• **Job**: Check every line below for the word "соответствующего" and show those that hold it.

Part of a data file
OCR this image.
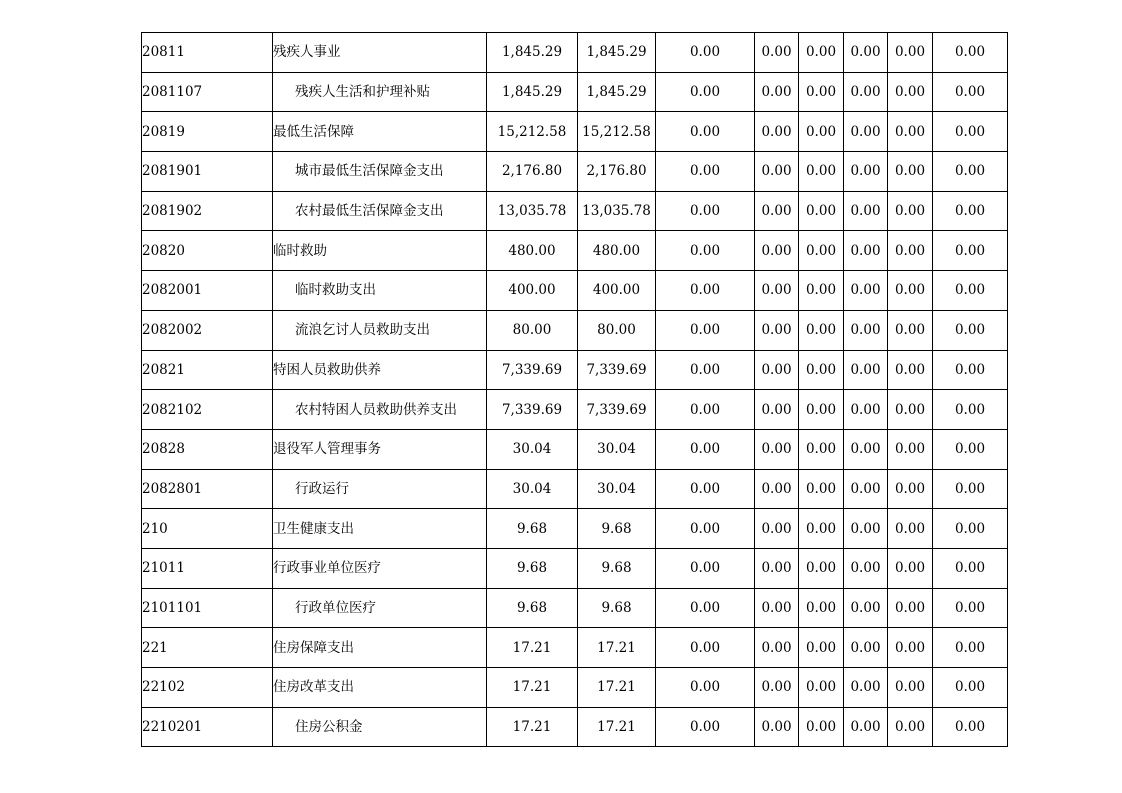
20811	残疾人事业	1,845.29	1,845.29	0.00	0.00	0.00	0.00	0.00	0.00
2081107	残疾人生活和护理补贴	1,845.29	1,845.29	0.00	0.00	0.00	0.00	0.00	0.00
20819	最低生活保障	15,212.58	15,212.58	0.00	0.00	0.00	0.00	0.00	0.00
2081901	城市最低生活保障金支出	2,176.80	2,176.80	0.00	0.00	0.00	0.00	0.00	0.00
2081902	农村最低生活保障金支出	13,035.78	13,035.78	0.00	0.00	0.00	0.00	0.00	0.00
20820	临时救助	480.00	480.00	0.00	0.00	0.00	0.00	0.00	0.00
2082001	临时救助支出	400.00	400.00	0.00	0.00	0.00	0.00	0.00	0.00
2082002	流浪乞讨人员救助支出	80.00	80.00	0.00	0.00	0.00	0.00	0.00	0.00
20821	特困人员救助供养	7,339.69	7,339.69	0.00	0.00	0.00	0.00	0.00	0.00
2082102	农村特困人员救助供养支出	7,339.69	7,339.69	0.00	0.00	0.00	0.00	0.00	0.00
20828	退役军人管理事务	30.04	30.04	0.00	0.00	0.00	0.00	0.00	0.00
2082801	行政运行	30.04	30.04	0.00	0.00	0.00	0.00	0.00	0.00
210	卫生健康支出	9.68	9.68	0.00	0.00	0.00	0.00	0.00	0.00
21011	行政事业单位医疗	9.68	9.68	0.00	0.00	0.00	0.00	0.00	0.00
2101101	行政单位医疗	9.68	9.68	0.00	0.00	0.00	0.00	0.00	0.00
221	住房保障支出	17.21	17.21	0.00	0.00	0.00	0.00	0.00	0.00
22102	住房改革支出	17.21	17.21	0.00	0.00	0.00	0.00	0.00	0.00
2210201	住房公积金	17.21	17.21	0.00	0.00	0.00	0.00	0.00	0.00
--
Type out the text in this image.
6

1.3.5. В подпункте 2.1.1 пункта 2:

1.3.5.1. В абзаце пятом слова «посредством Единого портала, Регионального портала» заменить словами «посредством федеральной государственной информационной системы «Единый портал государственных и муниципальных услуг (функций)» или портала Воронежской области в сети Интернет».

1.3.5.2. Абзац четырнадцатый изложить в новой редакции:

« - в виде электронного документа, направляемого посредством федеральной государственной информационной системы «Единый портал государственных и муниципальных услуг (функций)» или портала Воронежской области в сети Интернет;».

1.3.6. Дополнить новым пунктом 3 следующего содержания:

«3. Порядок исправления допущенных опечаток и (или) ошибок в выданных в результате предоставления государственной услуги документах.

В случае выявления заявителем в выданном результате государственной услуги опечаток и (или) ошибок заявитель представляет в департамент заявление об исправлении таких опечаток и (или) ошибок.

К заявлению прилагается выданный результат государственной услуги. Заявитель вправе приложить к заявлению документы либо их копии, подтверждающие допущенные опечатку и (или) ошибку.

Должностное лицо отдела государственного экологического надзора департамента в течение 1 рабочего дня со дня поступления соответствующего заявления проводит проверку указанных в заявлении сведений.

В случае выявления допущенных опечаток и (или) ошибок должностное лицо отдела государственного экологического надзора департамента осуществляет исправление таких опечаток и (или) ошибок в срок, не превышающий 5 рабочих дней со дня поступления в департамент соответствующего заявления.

• **Problem solution**:
Должностное лицо отдела государственного экологического надзора департамента в течение 1 рабочего дня со дня поступления соответствующего заявления проводит проверку указанных в заявлении сведений.
В случае выявления допущенных опечаток и (или) ошибок должностное лицо отдела государственного экологического надзора департамента осуществляет исправление таких опечаток и (или) ошибок в срок, не превышающий 5 рабочих дней со дня поступления в департамент соответствующего заявления.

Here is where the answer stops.